:: Input data
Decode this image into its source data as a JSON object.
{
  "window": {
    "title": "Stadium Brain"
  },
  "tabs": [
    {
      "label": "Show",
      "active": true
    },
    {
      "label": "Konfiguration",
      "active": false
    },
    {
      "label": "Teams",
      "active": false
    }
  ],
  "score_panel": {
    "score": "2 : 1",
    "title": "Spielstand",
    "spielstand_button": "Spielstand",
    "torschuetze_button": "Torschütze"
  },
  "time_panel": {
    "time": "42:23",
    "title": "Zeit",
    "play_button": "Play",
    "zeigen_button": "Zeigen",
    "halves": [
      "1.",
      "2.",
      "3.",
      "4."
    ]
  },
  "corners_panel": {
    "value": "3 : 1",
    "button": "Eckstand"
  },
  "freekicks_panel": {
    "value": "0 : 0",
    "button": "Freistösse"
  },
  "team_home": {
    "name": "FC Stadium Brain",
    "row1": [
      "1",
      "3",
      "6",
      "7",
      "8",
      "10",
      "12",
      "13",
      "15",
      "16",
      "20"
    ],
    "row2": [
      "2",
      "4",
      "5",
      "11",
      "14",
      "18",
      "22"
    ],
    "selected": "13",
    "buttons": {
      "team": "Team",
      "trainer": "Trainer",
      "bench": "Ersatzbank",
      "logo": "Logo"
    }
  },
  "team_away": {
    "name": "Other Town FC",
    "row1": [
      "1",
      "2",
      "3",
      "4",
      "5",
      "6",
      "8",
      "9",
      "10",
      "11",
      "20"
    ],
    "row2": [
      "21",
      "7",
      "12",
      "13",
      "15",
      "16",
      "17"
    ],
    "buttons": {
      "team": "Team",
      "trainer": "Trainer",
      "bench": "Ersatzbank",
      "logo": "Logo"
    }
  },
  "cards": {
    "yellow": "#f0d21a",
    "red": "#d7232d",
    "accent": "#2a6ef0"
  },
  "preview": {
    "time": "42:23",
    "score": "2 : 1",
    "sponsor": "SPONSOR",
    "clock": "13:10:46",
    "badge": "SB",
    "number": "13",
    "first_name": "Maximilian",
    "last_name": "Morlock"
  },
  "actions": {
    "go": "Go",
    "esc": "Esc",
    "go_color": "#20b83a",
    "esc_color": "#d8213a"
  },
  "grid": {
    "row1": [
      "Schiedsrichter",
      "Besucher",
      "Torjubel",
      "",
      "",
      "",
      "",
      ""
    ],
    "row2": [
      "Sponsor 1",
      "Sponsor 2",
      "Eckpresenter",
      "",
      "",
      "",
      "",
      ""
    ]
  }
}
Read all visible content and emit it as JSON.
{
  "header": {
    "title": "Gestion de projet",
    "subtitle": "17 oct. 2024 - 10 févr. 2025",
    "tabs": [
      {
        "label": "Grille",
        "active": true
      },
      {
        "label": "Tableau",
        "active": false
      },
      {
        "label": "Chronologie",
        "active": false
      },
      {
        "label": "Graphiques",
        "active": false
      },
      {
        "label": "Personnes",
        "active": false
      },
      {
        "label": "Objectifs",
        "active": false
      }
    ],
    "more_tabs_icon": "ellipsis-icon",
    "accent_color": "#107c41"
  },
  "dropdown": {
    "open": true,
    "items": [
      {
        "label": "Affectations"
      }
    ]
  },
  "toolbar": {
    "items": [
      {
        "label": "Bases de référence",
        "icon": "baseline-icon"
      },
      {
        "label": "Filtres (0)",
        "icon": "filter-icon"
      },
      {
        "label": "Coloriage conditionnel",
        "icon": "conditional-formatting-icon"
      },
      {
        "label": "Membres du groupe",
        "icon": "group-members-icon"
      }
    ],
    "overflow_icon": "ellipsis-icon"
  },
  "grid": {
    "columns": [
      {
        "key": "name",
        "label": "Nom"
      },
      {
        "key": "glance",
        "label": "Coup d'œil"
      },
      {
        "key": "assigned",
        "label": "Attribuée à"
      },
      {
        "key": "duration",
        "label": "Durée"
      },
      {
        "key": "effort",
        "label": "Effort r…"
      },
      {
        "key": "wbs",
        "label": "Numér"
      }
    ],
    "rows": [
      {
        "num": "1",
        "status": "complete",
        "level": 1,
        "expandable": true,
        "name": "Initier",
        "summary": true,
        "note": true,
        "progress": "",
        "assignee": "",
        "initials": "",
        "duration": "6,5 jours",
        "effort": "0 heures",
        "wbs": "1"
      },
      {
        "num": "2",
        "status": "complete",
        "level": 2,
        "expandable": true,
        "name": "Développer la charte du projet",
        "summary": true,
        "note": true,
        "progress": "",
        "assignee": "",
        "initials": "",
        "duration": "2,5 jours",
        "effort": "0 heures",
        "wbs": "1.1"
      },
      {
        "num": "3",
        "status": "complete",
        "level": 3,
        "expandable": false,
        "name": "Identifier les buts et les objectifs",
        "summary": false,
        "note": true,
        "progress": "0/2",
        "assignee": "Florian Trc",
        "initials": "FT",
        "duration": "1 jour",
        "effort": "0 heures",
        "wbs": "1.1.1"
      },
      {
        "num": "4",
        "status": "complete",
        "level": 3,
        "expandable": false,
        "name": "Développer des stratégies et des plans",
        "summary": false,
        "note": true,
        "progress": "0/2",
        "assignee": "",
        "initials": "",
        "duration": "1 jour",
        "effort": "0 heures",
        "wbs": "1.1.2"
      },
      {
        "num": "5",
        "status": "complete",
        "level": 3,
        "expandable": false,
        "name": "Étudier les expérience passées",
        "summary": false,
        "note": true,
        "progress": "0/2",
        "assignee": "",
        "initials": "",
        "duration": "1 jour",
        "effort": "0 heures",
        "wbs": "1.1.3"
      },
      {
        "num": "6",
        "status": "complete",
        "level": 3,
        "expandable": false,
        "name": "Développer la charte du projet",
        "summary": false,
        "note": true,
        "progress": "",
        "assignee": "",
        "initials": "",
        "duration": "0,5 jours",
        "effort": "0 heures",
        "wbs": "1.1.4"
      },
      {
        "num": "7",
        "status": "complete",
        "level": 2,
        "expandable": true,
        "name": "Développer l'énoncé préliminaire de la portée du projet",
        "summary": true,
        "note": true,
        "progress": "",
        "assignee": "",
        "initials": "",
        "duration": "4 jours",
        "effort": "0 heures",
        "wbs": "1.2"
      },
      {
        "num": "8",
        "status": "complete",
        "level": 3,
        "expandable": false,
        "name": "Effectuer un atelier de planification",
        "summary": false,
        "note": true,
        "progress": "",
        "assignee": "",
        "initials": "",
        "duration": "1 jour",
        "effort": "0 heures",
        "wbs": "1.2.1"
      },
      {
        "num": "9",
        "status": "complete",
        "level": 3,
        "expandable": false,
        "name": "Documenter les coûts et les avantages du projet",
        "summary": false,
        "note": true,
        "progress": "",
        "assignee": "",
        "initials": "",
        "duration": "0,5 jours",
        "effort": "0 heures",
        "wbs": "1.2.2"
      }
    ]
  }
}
::::
Your task is to print all of the records exactly.

Exercise answer –
Decode this image into its source data as a JSON object.
{
  "window": {
    "title": "Stadium Brain"
  },
  "tabs": [
    {
      "label": "Show",
      "active": true
    },
    {
      "label": "Konfiguration",
      "active": false
    },
    {
      "label": "Teams",
      "active": false
    }
  ],
  "score_panel": {
    "score": "2 : 1",
    "title": "Spielstand",
    "spielstand_button": "Spielstand",
    "torschuetze_button": "Torschütze"
  },
  "time_panel": {
    "time": "42:23",
    "title": "Zeit",
    "play_button": "Play",
    "zeigen_button": "Zeigen",
    "halves": [
      "1.",
      "2.",
      "3.",
      "4."
    ]
  },
  "corners_panel": {
    "value": "3 : 1",
    "button": "Eckstand"
  },
  "freekicks_panel": {
    "value": "0 : 0",
    "button": "Freistösse"
  },
  "team_home": {
    "name": "FC Stadium Brain",
    "row1": [
      "1",
      "3",
      "6",
      "7",
      "8",
      "10",
      "12",
      "13",
      "15",
      "16",
      "20"
    ],
    "row2": [
      "2",
      "4",
      "5",
      "11",
      "14",
      "18",
      "22"
    ],
    "selected": "13",
    "buttons": {
      "team": "Team",
      "trainer": "Trainer",
      "bench": "Ersatzbank",
      "logo": "Logo"
    }
  },
  "team_away": {
    "name": "Other Town FC",
    "row1": [
      "1",
      "2",
      "3",
      "4",
      "5",
      "6",
      "8",
      "9",
      "10",
      "11",
      "20"
    ],
    "row2": [
      "21",
      "7",
      "12",
      "13",
      "15",
      "16",
      "17"
    ],
    "buttons": {
      "team": "Team",
      "trainer": "Trainer",
      "bench": "Ersatzbank",
      "logo": "Logo"
    }
  },
  "cards": {
    "yellow": "#f0d21a",
    "red": "#d7232d",
    "accent": "#2a6ef0"
  },
  "preview": {
    "time": "42:23",
    "score": "2 : 1",
    "sponsor": "SPONSOR",
    "clock": "13:10:46",
    "badge": "SB",
    "number": "13",
    "first_name": "Maximilian",
    "last_name": "Morlock"
  },
  "actions": {
    "go": "Go",
    "esc": "Esc",
    "go_color": "#20b83a",
    "esc_color": "#d8213a"
  },
  "grid": {
    "row1": [
      "Schiedsrichter",
      "Besucher",
      "Torjubel",
      "",
      "",
      "",
      "",
      ""
    ],
    "row2": [
      "Sponsor 1",
      "Sponsor 2",
      "Eckpresenter",
      "",
      "",
      "",
      "",
      ""
    ]
  }
}
Read all visible content and emit it as JSON.
{
  "header": {
    "title": "Gestion de projet",
    "subtitle": "17 oct. 2024 - 10 févr. 2025",
    "tabs": [
      {
        "label": "Grille",
        "active": true
      },
      {
        "label": "Tableau",
        "active": false
      },
      {
        "label": "Chronologie",
        "active": false
      },
      {
        "label": "Graphiques",
        "active": false
      },
      {
        "label": "Personnes",
        "active": false
      },
      {
        "label": "Objectifs",
        "active": false
      }
    ],
    "more_tabs_icon": "ellipsis-icon",
    "accent_color": "#107c41"
  },
  "dropdown": {
    "open": true,
    "items": [
      {
        "label": "Affectations"
      }
    ]
  },
  "toolbar": {
    "items": [
      {
        "label": "Bases de référence",
        "icon": "baseline-icon"
      },
      {
        "label": "Filtres (0)",
        "icon": "filter-icon"
      },
      {
        "label": "Coloriage conditionnel",
        "icon": "conditional-formatting-icon"
      },
      {
        "label": "Membres du groupe",
        "icon": "group-members-icon"
      }
    ],
    "overflow_icon": "ellipsis-icon"
  },
  "grid": {
    "columns": [
      {
        "key": "name",
        "label": "Nom"
      },
      {
        "key": "glance",
        "label": "Coup d'œil"
      },
      {
        "key": "assigned",
        "label": "Attribuée à"
      },
      {
        "key": "duration",
        "label": "Durée"
      },
      {
        "key": "effort",
        "label": "Effort r…"
      },
      {
        "key": "wbs",
        "label": "Numér"
      }
    ],
    "rows": [
      {
        "num": "1",
        "status": "complete",
        "level": 1,
        "expandable": true,
        "name": "Initier",
        "summary": true,
        "note": true,
        "progress": "",
        "assignee": "",
        "initials": "",
        "duration": "6,5 jours",
        "effort": "0 heures",
        "wbs": "1"
      },
      {
        "num": "2",
        "status": "complete",
        "level": 2,
        "expandable": true,
        "name": "Développer la charte du projet",
        "summary": true,
        "note": true,
        "progress": "",
        "assignee": "",
        "initials": "",
        "duration": "2,5 jours",
        "effort": "0 heures",
        "wbs": "1.1"
      },
      {
        "num": "3",
        "status": "complete",
        "level": 3,
        "expandable": false,
        "name": "Identifier les buts et les objectifs",
        "summary": false,
        "note": true,
        "progress": "0/2",
        "assignee": "Florian Trc",
        "initials": "FT",
        "duration": "1 jour",
        "effort": "0 heures",
        "wbs": "1.1.1"
      },
      {
        "num": "4",
        "status": "complete",
        "level": 3,
        "expandable": false,
        "name": "Développer des stratégies et des plans",
        "summary": false,
        "note": true,
        "progress": "0/2",
        "assignee": "",
        "initials": "",
        "duration": "1 jour",
        "effort": "0 heures",
        "wbs": "1.1.2"
      },
      {
        "num": "5",
        "status": "complete",
        "level": 3,
        "expandable": false,
        "name": "Étudier les expérience passées",
        "summary": false,
        "note": true,
        "progress": "0/2",
        "assignee": "",
        "initials": "",
        "duration": "1 jour",
        "effort": "0 heures",
        "wbs": "1.1.3"
      },
      {
        "num": "6",
        "status": "complete",
        "level": 3,
        "expandable": false,
        "name": "Développer la charte du projet",
        "summary": false,
        "note": true,
        "progress": "",
        "assignee": "",
        "initials": "",
        "duration": "0,5 jours",
        "effort": "0 heures",
        "wbs": "1.1.4"
      },
      {
        "num": "7",
        "status": "complete",
        "level": 2,
        "expandable": true,
        "name": "Développer l'énoncé préliminaire de la portée du projet",
        "summary": true,
        "note": true,
        "progress": "",
        "assignee": "",
        "initials": "",
        "duration": "4 jours",
        "effort": "0 heures",
        "wbs": "1.2"
      },
      {
        "num": "8",
        "status": "complete",
        "level": 3,
        "expandable": false,
        "name": "Effectuer un atelier de planification",
        "summary": false,
        "note": true,
        "progress": "",
        "assignee": "",
        "initials": "",
        "duration": "1 jour",
        "effort": "0 heures",
        "wbs": "1.2.1"
      },
      {
        "num": "9",
        "status": "complete",
        "level": 3,
        "expandable": false,
        "name": "Documenter les coûts et les avantages du projet",
        "summary": false,
        "note": true,
        "progress": "",
        "assignee": "",
        "initials": "",
        "duration": "0,5 jours",
        "effort": "0 heures",
        "wbs": "1.2.2"
      }
    ]
  }
}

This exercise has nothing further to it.